SUPPLIED DATA:
********

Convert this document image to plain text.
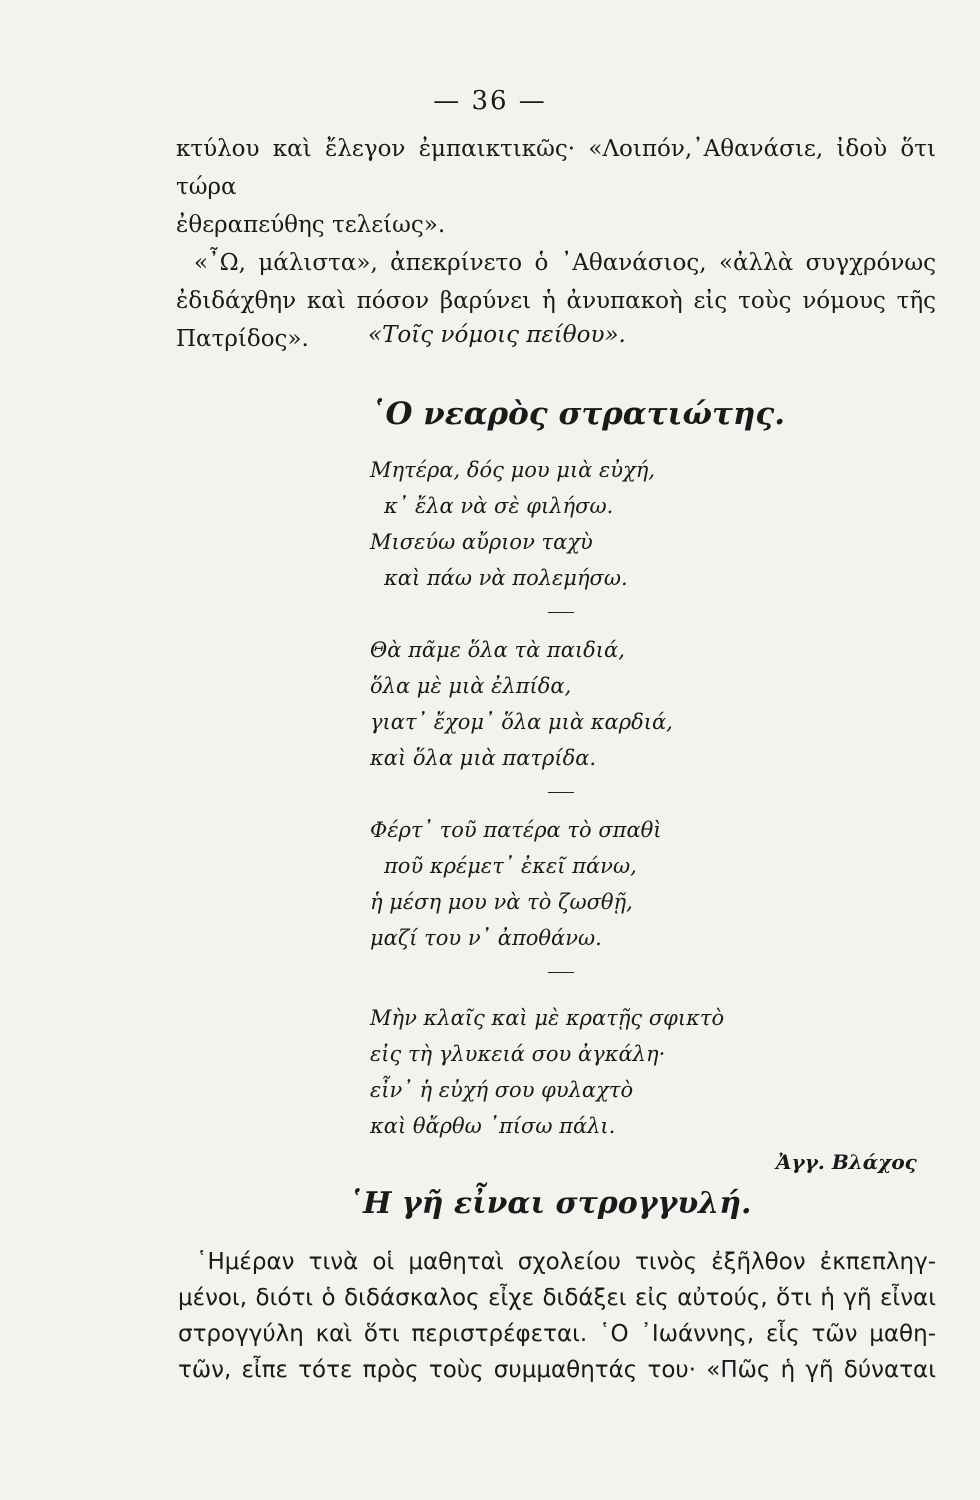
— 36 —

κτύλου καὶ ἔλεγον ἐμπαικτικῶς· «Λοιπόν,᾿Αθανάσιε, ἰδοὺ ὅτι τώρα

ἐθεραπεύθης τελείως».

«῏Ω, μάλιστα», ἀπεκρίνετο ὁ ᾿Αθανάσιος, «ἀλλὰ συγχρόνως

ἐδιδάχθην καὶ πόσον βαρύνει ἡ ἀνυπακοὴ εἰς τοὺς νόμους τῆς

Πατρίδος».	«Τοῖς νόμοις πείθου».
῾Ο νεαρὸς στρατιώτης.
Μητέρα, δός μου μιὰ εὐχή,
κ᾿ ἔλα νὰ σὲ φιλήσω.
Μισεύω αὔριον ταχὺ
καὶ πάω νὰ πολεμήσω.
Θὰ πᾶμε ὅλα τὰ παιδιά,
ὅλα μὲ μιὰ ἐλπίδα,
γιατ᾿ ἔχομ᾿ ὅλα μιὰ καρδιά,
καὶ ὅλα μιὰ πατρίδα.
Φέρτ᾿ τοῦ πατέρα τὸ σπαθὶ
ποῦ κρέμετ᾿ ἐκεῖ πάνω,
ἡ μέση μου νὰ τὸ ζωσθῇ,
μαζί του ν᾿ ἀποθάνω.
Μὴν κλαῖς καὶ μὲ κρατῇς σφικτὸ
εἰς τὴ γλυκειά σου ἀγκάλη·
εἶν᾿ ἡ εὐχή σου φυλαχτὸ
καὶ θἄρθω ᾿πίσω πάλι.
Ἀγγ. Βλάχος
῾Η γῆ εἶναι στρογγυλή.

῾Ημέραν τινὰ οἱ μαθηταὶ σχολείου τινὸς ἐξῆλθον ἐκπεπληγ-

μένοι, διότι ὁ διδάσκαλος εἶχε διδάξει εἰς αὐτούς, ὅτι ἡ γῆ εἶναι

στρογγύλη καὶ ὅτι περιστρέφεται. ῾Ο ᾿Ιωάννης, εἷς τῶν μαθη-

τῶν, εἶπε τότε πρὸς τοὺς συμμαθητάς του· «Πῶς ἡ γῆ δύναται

********

TASK TO COMPLETE: Select every line of the material above holding the word "τοὺς" and copy it.

RESPONSE FOR THIS EXERCISE:
ἐδιδάχθην καὶ πόσον βαρύνει ἡ ἀνυπακοὴ εἰς τοὺς νόμους τῆς
τῶν, εἶπε τότε πρὸς τοὺς συμμαθητάς του· «Πῶς ἡ γῆ δύναται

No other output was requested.